==== Stored data ====
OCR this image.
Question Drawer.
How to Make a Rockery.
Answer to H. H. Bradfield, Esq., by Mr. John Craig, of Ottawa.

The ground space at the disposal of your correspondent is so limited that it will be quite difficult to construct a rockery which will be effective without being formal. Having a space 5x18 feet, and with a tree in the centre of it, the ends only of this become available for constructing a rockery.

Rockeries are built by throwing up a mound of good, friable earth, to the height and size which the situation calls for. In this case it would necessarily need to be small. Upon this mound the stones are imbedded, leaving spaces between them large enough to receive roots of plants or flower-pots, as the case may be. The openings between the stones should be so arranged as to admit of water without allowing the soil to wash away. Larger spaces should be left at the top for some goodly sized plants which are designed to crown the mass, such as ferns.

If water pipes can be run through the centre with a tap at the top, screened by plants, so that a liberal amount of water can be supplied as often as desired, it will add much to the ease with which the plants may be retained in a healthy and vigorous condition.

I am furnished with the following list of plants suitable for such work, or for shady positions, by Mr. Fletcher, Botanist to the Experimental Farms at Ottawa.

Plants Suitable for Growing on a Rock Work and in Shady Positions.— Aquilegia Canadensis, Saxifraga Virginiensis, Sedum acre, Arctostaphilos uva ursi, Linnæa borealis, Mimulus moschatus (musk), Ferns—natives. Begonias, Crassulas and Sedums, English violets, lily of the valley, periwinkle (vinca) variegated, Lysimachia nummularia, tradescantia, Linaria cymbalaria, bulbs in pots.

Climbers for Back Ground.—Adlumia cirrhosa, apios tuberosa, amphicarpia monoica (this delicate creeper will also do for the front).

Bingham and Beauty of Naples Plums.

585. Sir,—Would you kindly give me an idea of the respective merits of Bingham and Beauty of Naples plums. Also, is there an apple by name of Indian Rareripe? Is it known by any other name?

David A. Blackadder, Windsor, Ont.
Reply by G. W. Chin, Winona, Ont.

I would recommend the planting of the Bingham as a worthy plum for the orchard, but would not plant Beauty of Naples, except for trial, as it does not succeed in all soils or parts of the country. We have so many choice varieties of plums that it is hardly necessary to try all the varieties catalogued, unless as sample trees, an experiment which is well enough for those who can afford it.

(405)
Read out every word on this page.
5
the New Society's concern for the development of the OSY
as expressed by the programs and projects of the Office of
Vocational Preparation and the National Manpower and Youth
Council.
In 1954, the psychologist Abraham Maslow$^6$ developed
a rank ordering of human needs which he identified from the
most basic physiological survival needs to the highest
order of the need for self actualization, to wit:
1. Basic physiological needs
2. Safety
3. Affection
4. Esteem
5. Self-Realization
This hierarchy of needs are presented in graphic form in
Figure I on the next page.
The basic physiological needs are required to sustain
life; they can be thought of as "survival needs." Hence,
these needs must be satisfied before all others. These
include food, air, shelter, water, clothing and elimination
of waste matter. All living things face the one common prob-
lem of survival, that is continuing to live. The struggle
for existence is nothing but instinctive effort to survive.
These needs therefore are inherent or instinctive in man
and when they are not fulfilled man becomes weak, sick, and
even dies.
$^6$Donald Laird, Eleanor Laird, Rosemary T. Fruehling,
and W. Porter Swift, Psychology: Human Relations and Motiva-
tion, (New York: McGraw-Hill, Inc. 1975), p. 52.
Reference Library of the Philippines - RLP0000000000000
====
Copy all the entries verbatim.

OCR this image.
Question Drawer.
How to Make a Rockery.
Answer to H. H. Bradfield, Esq., by Mr. John Craig, of Ottawa.

The ground space at the disposal of your correspondent is so limited that it will be quite difficult to construct a rockery which will be effective without being formal. Having a space 5x18 feet, and with a tree in the centre of it, the ends only of this become available for constructing a rockery.

Rockeries are built by throwing up a mound of good, friable earth, to the height and size which the situation calls for. In this case it would necessarily need to be small. Upon this mound the stones are imbedded, leaving spaces between them large enough to receive roots of plants or flower-pots, as the case may be. The openings between the stones should be so arranged as to admit of water without allowing the soil to wash away. Larger spaces should be left at the top for some goodly sized plants which are designed to crown the mass, such as ferns.

If water pipes can be run through the centre with a tap at the top, screened by plants, so that a liberal amount of water can be supplied as often as desired, it will add much to the ease with which the plants may be retained in a healthy and vigorous condition.

I am furnished with the following list of plants suitable for such work, or for shady positions, by Mr. Fletcher, Botanist to the Experimental Farms at Ottawa.

Plants Suitable for Growing on a Rock Work and in Shady Positions.— Aquilegia Canadensis, Saxifraga Virginiensis, Sedum acre, Arctostaphilos uva ursi, Linnæa borealis, Mimulus moschatus (musk), Ferns—natives. Begonias, Crassulas and Sedums, English violets, lily of the valley, periwinkle (vinca) variegated, Lysimachia nummularia, tradescantia, Linaria cymbalaria, bulbs in pots.

Climbers for Back Ground.—Adlumia cirrhosa, apios tuberosa, amphicarpia monoica (this delicate creeper will also do for the front).

Bingham and Beauty of Naples Plums.

585. Sir,—Would you kindly give me an idea of the respective merits of Bingham and Beauty of Naples plums. Also, is there an apple by name of Indian Rareripe? Is it known by any other name?

David A. Blackadder, Windsor, Ont.
Reply by G. W. Chin, Winona, Ont.

I would recommend the planting of the Bingham as a worthy plum for the orchard, but would not plant Beauty of Naples, except for trial, as it does not succeed in all soils or parts of the country. We have so many choice varieties of plums that it is hardly necessary to try all the varieties catalogued, unless as sample trees, an experiment which is well enough for those who can afford it.

(405)
Read out every word on this page.
5
the New Society's concern for the development of the OSY
as expressed by the programs and projects of the Office of
Vocational Preparation and the National Manpower and Youth
Council.
In 1954, the psychologist Abraham Maslow$^6$ developed
a rank ordering of human needs which he identified from the
most basic physiological survival needs to the highest
order of the need for self actualization, to wit:
1. Basic physiological needs
2. Safety
3. Affection
4. Esteem
5. Self-Realization
This hierarchy of needs are presented in graphic form in
Figure I on the next page.
The basic physiological needs are required to sustain
life; they can be thought of as "survival needs." Hence,
these needs must be satisfied before all others. These
include food, air, shelter, water, clothing and elimination
of waste matter. All living things face the one common prob-
lem of survival, that is continuing to live. The struggle
for existence is nothing but instinctive effort to survive.
These needs therefore are inherent or instinctive in man
and when they are not fulfilled man becomes weak, sick, and
even dies.
$^6$Donald Laird, Eleanor Laird, Rosemary T. Fruehling,
and W. Porter Swift, Psychology: Human Relations and Motiva-
tion, (New York: McGraw-Hill, Inc. 1975), p. 52.
Reference Library of the Philippines - RLP0000000000000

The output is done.